__EXERCISE PROMPT__: Rewrite the material below, changing each "bullet-dot-icon" to "bullet-mark" and leaving everything else untouched.

__DATA SECTION__:
● ● ● ●

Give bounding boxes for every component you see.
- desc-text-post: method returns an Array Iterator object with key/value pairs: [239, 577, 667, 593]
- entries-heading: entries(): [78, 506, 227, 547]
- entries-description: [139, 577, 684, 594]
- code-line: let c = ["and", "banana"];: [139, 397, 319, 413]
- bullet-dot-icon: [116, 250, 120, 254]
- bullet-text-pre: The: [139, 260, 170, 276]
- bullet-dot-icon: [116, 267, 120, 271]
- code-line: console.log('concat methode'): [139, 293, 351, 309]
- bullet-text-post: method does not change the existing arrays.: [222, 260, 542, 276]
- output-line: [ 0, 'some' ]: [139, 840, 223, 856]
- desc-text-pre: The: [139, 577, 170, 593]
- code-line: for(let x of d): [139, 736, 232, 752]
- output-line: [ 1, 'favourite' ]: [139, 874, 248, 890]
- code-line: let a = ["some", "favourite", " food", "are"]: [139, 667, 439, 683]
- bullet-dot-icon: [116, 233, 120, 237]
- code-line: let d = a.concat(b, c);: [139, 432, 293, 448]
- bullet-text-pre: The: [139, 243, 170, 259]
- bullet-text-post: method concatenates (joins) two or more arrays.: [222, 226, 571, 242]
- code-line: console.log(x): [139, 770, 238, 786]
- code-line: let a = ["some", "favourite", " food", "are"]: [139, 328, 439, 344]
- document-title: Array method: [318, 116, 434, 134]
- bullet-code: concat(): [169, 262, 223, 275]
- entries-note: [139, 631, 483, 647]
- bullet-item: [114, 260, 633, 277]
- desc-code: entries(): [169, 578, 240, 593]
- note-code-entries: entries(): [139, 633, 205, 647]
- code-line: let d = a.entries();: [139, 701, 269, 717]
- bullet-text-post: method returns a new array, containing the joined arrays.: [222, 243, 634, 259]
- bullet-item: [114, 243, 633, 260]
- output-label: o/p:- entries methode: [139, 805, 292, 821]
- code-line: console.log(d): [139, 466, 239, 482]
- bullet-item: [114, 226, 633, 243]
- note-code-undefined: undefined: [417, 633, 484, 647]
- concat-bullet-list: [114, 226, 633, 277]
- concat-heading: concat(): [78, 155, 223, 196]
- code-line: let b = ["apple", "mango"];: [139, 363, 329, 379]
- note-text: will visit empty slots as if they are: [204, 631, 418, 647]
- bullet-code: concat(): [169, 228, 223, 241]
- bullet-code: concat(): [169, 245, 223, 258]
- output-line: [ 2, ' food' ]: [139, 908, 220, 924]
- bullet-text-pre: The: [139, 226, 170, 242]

● ● ● ●

__SOLUTION TO THIS TASK__:
Give bounding boxes for every component you see.
- desc-text-post: method returns an Array Iterator object with key/value pairs: [239, 577, 667, 593]
- entries-heading: entries(): [78, 506, 227, 547]
- entries-description: [139, 577, 684, 594]
- code-line: let c = ["and", "banana"];: [139, 397, 319, 413]
- bullet-mark: [116, 250, 120, 254]
- bullet-text-pre: The: [139, 260, 170, 276]
- bullet-mark: [116, 267, 120, 271]
- code-line: console.log('concat methode'): [139, 293, 351, 309]
- bullet-text-post: method does not change the existing arrays.: [222, 260, 542, 276]
- output-line: [ 0, 'some' ]: [139, 840, 223, 856]
- desc-text-pre: The: [139, 577, 170, 593]
- code-line: for(let x of d): [139, 736, 232, 752]
- output-line: [ 1, 'favourite' ]: [139, 874, 248, 890]
- code-line: let a = ["some", "favourite", " food", "are"]: [139, 667, 439, 683]
- bullet-mark: [116, 233, 120, 237]
- code-line: let d = a.concat(b, c);: [139, 432, 293, 448]
- bullet-text-pre: The: [139, 243, 170, 259]
- bullet-text-post: method concatenates (joins) two or more arrays.: [222, 226, 571, 242]
- code-line: console.log(x): [139, 770, 238, 786]
- code-line: let a = ["some", "favourite", " food", "are"]: [139, 328, 439, 344]
- document-title: Array method: [318, 116, 434, 134]
- bullet-code: concat(): [169, 262, 223, 275]
- entries-note: [139, 631, 483, 647]
- bullet-item: [114, 260, 633, 277]
- desc-code: entries(): [169, 578, 240, 593]
- note-code-entries: entries(): [139, 633, 205, 647]
- code-line: let d = a.entries();: [139, 701, 269, 717]
- bullet-text-post: method returns a new array, containing the joined arrays.: [222, 243, 634, 259]
- bullet-item: [114, 243, 633, 260]
- output-label: o/p:- entries methode: [139, 805, 292, 821]
- code-line: console.log(d): [139, 466, 239, 482]
- bullet-item: [114, 226, 633, 243]
- note-code-undefined: undefined: [417, 633, 484, 647]
- concat-bullet-list: [114, 226, 633, 277]
- concat-heading: concat(): [78, 155, 223, 196]
- code-line: let b = ["apple", "mango"];: [139, 363, 329, 379]
- note-text: will visit empty slots as if they are: [204, 631, 418, 647]
- bullet-code: concat(): [169, 228, 223, 241]
- bullet-code: concat(): [169, 245, 223, 258]
- output-line: [ 2, ' food' ]: [139, 908, 220, 924]
- bullet-text-pre: The: [139, 226, 170, 242]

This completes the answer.